===== Given data =====

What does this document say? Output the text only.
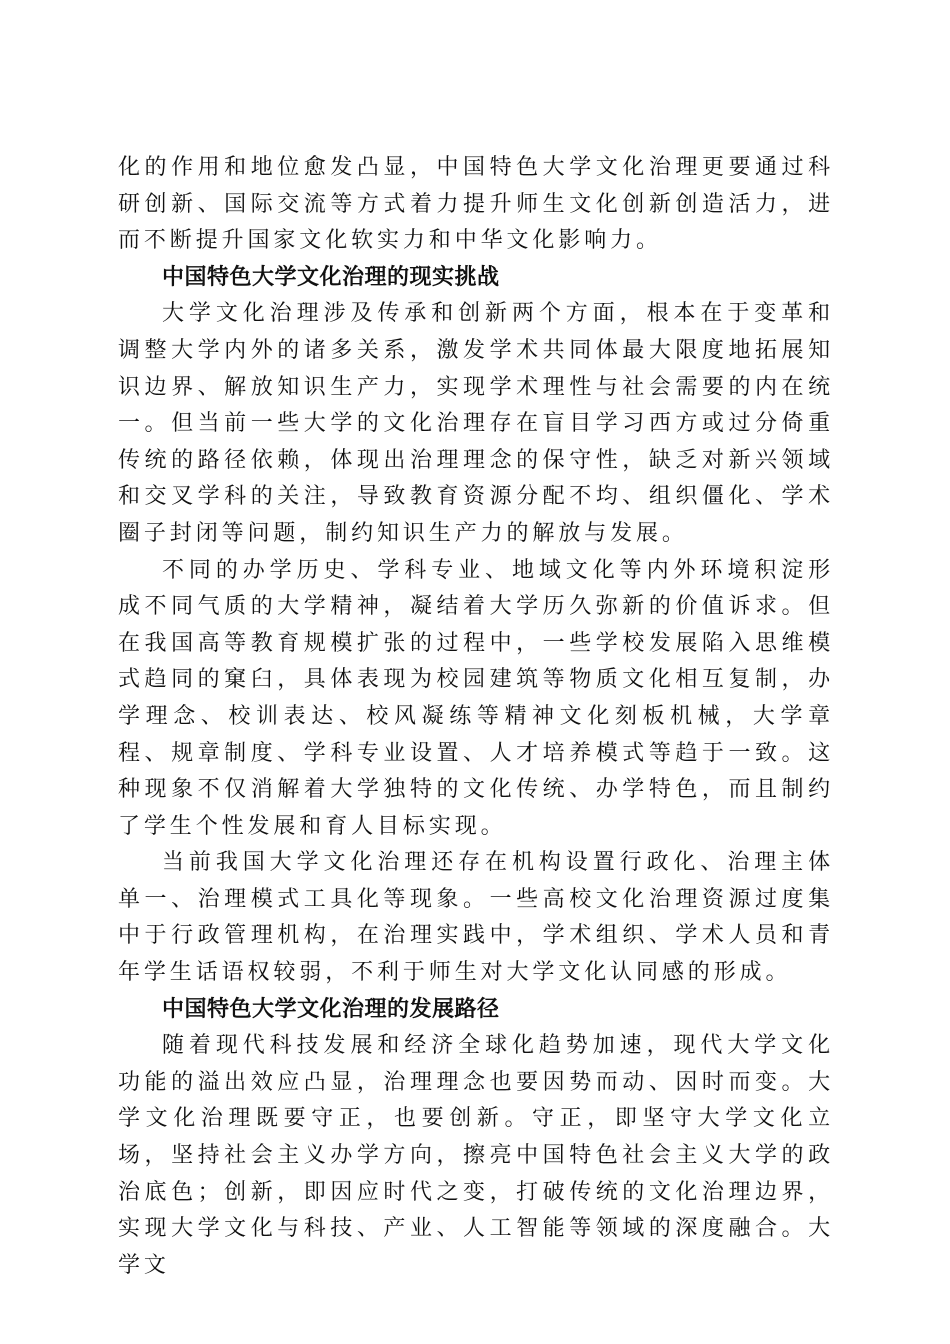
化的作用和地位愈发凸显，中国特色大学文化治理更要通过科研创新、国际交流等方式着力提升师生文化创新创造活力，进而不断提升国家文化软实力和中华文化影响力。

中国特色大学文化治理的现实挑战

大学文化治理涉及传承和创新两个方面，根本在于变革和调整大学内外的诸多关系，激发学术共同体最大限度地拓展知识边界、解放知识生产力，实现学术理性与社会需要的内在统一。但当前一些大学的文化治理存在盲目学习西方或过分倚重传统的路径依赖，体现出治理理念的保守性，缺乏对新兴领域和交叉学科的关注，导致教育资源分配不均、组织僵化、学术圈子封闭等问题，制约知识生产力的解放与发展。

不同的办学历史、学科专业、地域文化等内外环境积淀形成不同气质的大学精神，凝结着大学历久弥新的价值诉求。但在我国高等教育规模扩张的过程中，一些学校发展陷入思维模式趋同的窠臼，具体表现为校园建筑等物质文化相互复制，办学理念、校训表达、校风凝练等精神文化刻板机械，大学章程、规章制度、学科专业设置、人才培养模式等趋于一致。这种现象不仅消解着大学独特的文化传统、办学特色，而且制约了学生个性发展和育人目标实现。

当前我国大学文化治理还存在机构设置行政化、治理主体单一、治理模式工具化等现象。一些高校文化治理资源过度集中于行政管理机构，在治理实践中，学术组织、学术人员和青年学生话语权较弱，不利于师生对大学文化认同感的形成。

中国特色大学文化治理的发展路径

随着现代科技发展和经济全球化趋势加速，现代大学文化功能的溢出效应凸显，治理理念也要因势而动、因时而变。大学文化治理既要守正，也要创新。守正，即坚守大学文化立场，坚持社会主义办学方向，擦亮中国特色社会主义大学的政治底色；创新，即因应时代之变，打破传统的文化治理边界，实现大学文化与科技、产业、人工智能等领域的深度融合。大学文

=====
===== Given data =====

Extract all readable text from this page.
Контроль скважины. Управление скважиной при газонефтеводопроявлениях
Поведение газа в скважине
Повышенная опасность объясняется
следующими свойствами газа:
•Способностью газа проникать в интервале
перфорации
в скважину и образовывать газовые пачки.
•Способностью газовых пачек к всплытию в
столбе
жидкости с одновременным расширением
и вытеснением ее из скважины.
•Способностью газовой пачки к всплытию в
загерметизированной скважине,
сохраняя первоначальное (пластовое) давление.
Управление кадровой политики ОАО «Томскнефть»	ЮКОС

=====
===== Given data =====

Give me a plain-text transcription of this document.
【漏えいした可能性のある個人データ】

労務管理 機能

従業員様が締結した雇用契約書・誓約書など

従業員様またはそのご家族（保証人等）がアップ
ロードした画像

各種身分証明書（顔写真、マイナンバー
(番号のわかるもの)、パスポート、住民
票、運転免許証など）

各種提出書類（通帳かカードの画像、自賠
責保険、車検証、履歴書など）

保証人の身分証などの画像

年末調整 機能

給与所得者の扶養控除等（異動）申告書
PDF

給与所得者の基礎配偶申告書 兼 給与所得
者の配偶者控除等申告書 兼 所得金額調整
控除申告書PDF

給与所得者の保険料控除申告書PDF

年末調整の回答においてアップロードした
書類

=====

From the entries above, return each line with the word "Управление" in it.

Контроль скважины. Управление скважиной при газонефтеводопроявлениях
Управление кадровой политики ОАО «Томскнефть»	ЮКОС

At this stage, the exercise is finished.